+++ Material to process
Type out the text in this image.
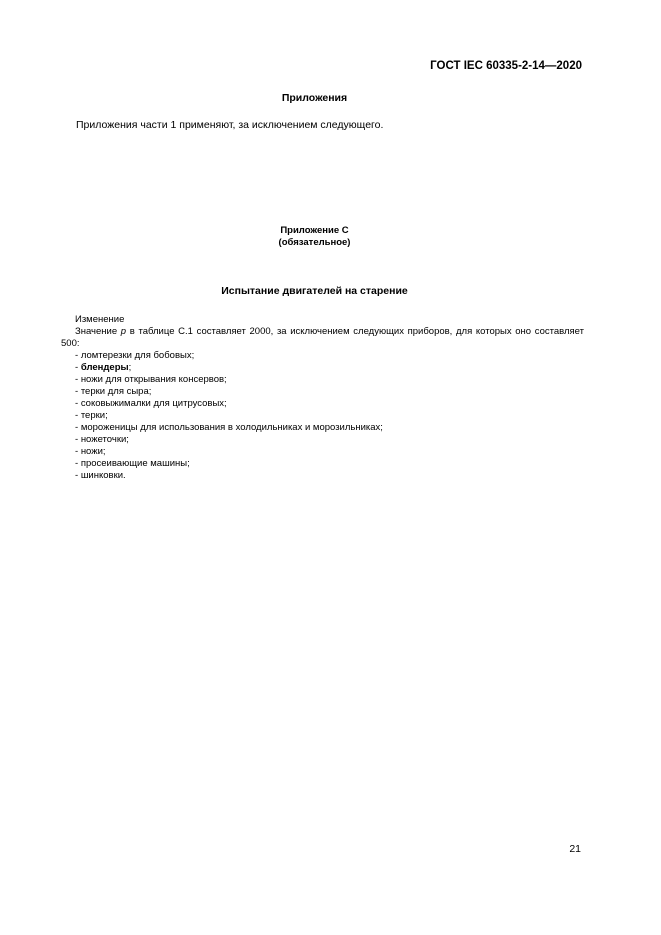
ГОСТ IEC 60335-2-14—2020
Приложения
Приложения части 1 применяют, за исключением следующего.
Приложение С
(обязательное)
Испытание двигателей на старение
Изменение
Значение p в таблице С.1 составляет 2000, за исключением следующих приборов, для которых оно составляет 500:
- ломтерезки для бобовых;
- блендеры;
- ножи для открывания консервов;
- терки для сыра;
- соковыжималки для цитрусовых;
- терки;
- мороженицы для использования в холодильниках и морозильниках;
- ножеточки;
- ножи;
- просеивающие машины;
- шинковки.
21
++++++
_Task description:_
Reproduce the full material exactly, excluding the pictures.

_Final result:_
Type out the text in this image.
ГОСТ IEC 60335-2-14—2020
Приложения
Приложения части 1 применяют, за исключением следующего.
Приложение С
(обязательное)
Испытание двигателей на старение
Изменение
Значение p в таблице С.1 составляет 2000, за исключением следующих приборов, для которых оно составляет 500:
- ломтерезки для бобовых;
- блендеры;
- ножи для открывания консервов;
- терки для сыра;
- соковыжималки для цитрусовых;
- терки;
- мороженицы для использования в холодильниках и морозильниках;
- ножеточки;
- ножи;
- просеивающие машины;
- шинковки.
21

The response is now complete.